_REQUIREMENTS_.
Here are some entries; quote each one exactly.

* begin *

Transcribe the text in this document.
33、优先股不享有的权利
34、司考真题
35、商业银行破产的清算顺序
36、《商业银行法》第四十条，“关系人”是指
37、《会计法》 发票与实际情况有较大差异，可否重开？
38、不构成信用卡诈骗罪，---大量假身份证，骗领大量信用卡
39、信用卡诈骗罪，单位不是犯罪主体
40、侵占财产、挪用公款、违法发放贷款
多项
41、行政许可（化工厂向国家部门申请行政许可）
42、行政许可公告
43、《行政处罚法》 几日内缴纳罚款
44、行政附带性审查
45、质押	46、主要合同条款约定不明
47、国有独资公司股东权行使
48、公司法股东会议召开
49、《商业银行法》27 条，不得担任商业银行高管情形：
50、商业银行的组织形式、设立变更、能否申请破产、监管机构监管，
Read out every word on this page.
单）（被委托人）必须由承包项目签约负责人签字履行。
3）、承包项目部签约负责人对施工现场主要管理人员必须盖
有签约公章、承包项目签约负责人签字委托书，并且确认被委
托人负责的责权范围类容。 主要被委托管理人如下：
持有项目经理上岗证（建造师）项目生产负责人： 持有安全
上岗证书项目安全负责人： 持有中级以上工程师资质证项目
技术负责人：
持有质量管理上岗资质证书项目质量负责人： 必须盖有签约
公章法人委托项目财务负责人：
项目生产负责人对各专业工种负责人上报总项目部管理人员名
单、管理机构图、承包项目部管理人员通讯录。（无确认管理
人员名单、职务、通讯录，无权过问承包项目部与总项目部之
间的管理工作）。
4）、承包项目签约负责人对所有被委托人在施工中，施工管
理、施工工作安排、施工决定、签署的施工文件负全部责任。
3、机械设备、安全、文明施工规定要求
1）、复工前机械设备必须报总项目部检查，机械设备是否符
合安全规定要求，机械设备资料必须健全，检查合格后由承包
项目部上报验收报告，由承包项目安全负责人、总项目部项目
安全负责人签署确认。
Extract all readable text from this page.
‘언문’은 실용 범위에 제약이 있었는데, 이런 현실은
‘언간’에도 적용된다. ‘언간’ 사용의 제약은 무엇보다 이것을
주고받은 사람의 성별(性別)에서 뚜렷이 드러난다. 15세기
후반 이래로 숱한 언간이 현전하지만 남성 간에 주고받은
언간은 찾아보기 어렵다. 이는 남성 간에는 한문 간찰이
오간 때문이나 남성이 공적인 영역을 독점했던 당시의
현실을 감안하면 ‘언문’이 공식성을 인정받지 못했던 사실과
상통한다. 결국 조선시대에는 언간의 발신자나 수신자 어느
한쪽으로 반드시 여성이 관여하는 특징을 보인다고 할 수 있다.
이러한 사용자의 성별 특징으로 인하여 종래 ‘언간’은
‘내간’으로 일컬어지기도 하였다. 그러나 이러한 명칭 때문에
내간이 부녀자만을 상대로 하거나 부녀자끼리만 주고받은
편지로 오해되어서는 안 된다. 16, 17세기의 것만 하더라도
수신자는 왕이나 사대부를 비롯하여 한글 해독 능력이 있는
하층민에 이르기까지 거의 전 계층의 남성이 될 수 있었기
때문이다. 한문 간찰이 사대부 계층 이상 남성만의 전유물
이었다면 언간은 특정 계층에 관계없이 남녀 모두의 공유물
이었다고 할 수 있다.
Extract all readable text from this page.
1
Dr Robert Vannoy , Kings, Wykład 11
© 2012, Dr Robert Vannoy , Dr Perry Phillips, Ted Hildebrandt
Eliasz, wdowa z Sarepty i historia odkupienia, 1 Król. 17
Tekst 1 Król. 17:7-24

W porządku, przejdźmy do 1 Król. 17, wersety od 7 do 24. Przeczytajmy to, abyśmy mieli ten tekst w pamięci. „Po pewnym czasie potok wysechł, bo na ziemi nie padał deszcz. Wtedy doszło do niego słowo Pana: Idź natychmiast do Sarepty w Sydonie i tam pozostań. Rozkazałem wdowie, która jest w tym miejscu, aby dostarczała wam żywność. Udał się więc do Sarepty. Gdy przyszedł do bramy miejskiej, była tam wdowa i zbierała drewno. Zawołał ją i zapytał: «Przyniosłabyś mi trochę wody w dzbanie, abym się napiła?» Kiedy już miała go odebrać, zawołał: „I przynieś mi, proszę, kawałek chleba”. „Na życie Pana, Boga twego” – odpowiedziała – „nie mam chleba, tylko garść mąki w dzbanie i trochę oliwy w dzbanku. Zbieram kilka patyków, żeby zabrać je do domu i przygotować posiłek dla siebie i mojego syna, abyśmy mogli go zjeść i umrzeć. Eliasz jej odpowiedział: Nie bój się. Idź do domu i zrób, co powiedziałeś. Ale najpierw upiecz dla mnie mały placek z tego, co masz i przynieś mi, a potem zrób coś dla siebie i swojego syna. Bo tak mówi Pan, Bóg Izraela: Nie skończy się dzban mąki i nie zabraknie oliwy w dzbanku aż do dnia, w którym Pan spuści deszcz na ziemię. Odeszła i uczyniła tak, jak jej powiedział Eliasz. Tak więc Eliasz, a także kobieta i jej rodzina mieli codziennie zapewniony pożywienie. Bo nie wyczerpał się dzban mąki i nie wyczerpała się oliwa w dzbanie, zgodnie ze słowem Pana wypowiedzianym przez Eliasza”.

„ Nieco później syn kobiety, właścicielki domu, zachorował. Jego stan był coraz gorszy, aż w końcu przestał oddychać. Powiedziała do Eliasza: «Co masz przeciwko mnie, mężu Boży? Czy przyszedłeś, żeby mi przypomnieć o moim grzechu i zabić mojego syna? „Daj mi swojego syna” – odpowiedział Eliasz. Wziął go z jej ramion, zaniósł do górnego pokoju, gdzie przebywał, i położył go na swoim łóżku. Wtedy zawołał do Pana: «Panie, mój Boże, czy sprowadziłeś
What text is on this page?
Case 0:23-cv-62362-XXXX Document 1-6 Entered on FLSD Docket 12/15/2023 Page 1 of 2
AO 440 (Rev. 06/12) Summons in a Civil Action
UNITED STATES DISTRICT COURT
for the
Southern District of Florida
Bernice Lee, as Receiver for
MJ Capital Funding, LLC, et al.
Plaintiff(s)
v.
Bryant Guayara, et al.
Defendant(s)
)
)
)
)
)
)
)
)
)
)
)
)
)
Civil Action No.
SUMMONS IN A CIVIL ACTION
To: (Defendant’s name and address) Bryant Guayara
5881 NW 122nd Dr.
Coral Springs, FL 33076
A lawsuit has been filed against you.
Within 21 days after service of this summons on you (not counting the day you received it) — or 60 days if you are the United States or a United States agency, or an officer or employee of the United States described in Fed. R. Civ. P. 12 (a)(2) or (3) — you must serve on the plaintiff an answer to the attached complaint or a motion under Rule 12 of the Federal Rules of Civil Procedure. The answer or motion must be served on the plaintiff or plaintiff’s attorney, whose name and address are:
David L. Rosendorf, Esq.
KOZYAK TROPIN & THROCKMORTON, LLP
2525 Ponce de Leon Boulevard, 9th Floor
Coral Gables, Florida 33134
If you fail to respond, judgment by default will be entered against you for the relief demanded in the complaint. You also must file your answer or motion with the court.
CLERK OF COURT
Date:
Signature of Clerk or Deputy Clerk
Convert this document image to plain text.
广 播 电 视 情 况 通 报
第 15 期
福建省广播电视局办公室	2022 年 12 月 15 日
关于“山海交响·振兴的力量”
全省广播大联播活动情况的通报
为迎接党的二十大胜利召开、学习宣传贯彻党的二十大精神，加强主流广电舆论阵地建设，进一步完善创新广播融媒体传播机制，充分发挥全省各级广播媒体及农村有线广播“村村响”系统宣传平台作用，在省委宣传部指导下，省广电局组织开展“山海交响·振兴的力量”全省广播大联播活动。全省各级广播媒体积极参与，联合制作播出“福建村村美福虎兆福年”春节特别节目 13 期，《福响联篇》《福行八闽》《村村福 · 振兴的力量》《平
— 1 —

* end *

_REPLY TO THE TASK_.
Transcribe the text in this document.
33、优先股不享有的权利
34、司考真题
35、商业银行破产的清算顺序
36、《商业银行法》第四十条，“关系人”是指
37、《会计法》 发票与实际情况有较大差异，可否重开？
38、不构成信用卡诈骗罪，---大量假身份证，骗领大量信用卡
39、信用卡诈骗罪，单位不是犯罪主体
40、侵占财产、挪用公款、违法发放贷款
多项
41、行政许可（化工厂向国家部门申请行政许可）
42、行政许可公告
43、《行政处罚法》 几日内缴纳罚款
44、行政附带性审查
45、质押	46、主要合同条款约定不明
47、国有独资公司股东权行使
48、公司法股东会议召开
49、《商业银行法》27 条，不得担任商业银行高管情形：
50、商业银行的组织形式、设立变更、能否申请破产、监管机构监管，
Read out every word on this page.
单）（被委托人）必须由承包项目签约负责人签字履行。
3）、承包项目部签约负责人对施工现场主要管理人员必须盖
有签约公章、承包项目签约负责人签字委托书，并且确认被委
托人负责的责权范围类容。 主要被委托管理人如下：
持有项目经理上岗证（建造师）项目生产负责人： 持有安全
上岗证书项目安全负责人： 持有中级以上工程师资质证项目
技术负责人：
持有质量管理上岗资质证书项目质量负责人： 必须盖有签约
公章法人委托项目财务负责人：
项目生产负责人对各专业工种负责人上报总项目部管理人员名
单、管理机构图、承包项目部管理人员通讯录。（无确认管理
人员名单、职务、通讯录，无权过问承包项目部与总项目部之
间的管理工作）。
4）、承包项目签约负责人对所有被委托人在施工中，施工管
理、施工工作安排、施工决定、签署的施工文件负全部责任。
3、机械设备、安全、文明施工规定要求
1）、复工前机械设备必须报总项目部检查，机械设备是否符
合安全规定要求，机械设备资料必须健全，检查合格后由承包
项目部上报验收报告，由承包项目安全负责人、总项目部项目
安全负责人签署确认。
Extract all readable text from this page.
‘언문’은 실용 범위에 제약이 있었는데, 이런 현실은
‘언간’에도 적용된다. ‘언간’ 사용의 제약은 무엇보다 이것을
주고받은 사람의 성별(性別)에서 뚜렷이 드러난다. 15세기
후반 이래로 숱한 언간이 현전하지만 남성 간에 주고받은
언간은 찾아보기 어렵다. 이는 남성 간에는 한문 간찰이
오간 때문이나 남성이 공적인 영역을 독점했던 당시의
현실을 감안하면 ‘언문’이 공식성을 인정받지 못했던 사실과
상통한다. 결국 조선시대에는 언간의 발신자나 수신자 어느
한쪽으로 반드시 여성이 관여하는 특징을 보인다고 할 수 있다.
이러한 사용자의 성별 특징으로 인하여 종래 ‘언간’은
‘내간’으로 일컬어지기도 하였다. 그러나 이러한 명칭 때문에
내간이 부녀자만을 상대로 하거나 부녀자끼리만 주고받은
편지로 오해되어서는 안 된다. 16, 17세기의 것만 하더라도
수신자는 왕이나 사대부를 비롯하여 한글 해독 능력이 있는
하층민에 이르기까지 거의 전 계층의 남성이 될 수 있었기
때문이다. 한문 간찰이 사대부 계층 이상 남성만의 전유물
이었다면 언간은 특정 계층에 관계없이 남녀 모두의 공유물
이었다고 할 수 있다.
Extract all readable text from this page.
1
Dr Robert Vannoy , Kings, Wykład 11
© 2012, Dr Robert Vannoy , Dr Perry Phillips, Ted Hildebrandt
Eliasz, wdowa z Sarepty i historia odkupienia, 1 Król. 17
Tekst 1 Król. 17:7-24

W porządku, przejdźmy do 1 Król. 17, wersety od 7 do 24. Przeczytajmy to, abyśmy mieli ten tekst w pamięci. „Po pewnym czasie potok wysechł, bo na ziemi nie padał deszcz. Wtedy doszło do niego słowo Pana: Idź natychmiast do Sarepty w Sydonie i tam pozostań. Rozkazałem wdowie, która jest w tym miejscu, aby dostarczała wam żywność. Udał się więc do Sarepty. Gdy przyszedł do bramy miejskiej, była tam wdowa i zbierała drewno. Zawołał ją i zapytał: «Przyniosłabyś mi trochę wody w dzbanie, abym się napiła?» Kiedy już miała go odebrać, zawołał: „I przynieś mi, proszę, kawałek chleba”. „Na życie Pana, Boga twego” – odpowiedziała – „nie mam chleba, tylko garść mąki w dzbanie i trochę oliwy w dzbanku. Zbieram kilka patyków, żeby zabrać je do domu i przygotować posiłek dla siebie i mojego syna, abyśmy mogli go zjeść i umrzeć. Eliasz jej odpowiedział: Nie bój się. Idź do domu i zrób, co powiedziałeś. Ale najpierw upiecz dla mnie mały placek z tego, co masz i przynieś mi, a potem zrób coś dla siebie i swojego syna. Bo tak mówi Pan, Bóg Izraela: Nie skończy się dzban mąki i nie zabraknie oliwy w dzbanku aż do dnia, w którym Pan spuści deszcz na ziemię. Odeszła i uczyniła tak, jak jej powiedział Eliasz. Tak więc Eliasz, a także kobieta i jej rodzina mieli codziennie zapewniony pożywienie. Bo nie wyczerpał się dzban mąki i nie wyczerpała się oliwa w dzbanie, zgodnie ze słowem Pana wypowiedzianym przez Eliasza”.

„ Nieco później syn kobiety, właścicielki domu, zachorował. Jego stan był coraz gorszy, aż w końcu przestał oddychać. Powiedziała do Eliasza: «Co masz przeciwko mnie, mężu Boży? Czy przyszedłeś, żeby mi przypomnieć o moim grzechu i zabić mojego syna? „Daj mi swojego syna” – odpowiedział Eliasz. Wziął go z jej ramion, zaniósł do górnego pokoju, gdzie przebywał, i położył go na swoim łóżku. Wtedy zawołał do Pana: «Panie, mój Boże, czy sprowadziłeś
What text is on this page?
Case 0:23-cv-62362-XXXX Document 1-6 Entered on FLSD Docket 12/15/2023 Page 1 of 2
AO 440 (Rev. 06/12) Summons in a Civil Action
UNITED STATES DISTRICT COURT
for the
Southern District of Florida
Bernice Lee, as Receiver for
MJ Capital Funding, LLC, et al.
Plaintiff(s)
v.
Bryant Guayara, et al.
Defendant(s)
)
)
)
)
)
)
)
)
)
)
)
)
)
Civil Action No.
SUMMONS IN A CIVIL ACTION
To: (Defendant’s name and address) Bryant Guayara
5881 NW 122nd Dr.
Coral Springs, FL 33076
A lawsuit has been filed against you.
Within 21 days after service of this summons on you (not counting the day you received it) — or 60 days if you are the United States or a United States agency, or an officer or employee of the United States described in Fed. R. Civ. P. 12 (a)(2) or (3) — you must serve on the plaintiff an answer to the attached complaint or a motion under Rule 12 of the Federal Rules of Civil Procedure. The answer or motion must be served on the plaintiff or plaintiff’s attorney, whose name and address are:
David L. Rosendorf, Esq.
KOZYAK TROPIN & THROCKMORTON, LLP
2525 Ponce de Leon Boulevard, 9th Floor
Coral Gables, Florida 33134
If you fail to respond, judgment by default will be entered against you for the relief demanded in the complaint. You also must file your answer or motion with the court.
CLERK OF COURT
Date:
Signature of Clerk or Deputy Clerk
Convert this document image to plain text.
广 播 电 视 情 况 通 报
第 15 期
福建省广播电视局办公室	2022 年 12 月 15 日
关于“山海交响·振兴的力量”
全省广播大联播活动情况的通报
为迎接党的二十大胜利召开、学习宣传贯彻党的二十大精神，加强主流广电舆论阵地建设，进一步完善创新广播融媒体传播机制，充分发挥全省各级广播媒体及农村有线广播“村村响”系统宣传平台作用，在省委宣传部指导下，省广电局组织开展“山海交响·振兴的力量”全省广播大联播活动。全省各级广播媒体积极参与，联合制作播出“福建村村美福虎兆福年”春节特别节目 13 期，《福响联篇》《福行八闽》《村村福 · 振兴的力量》《平
— 1 —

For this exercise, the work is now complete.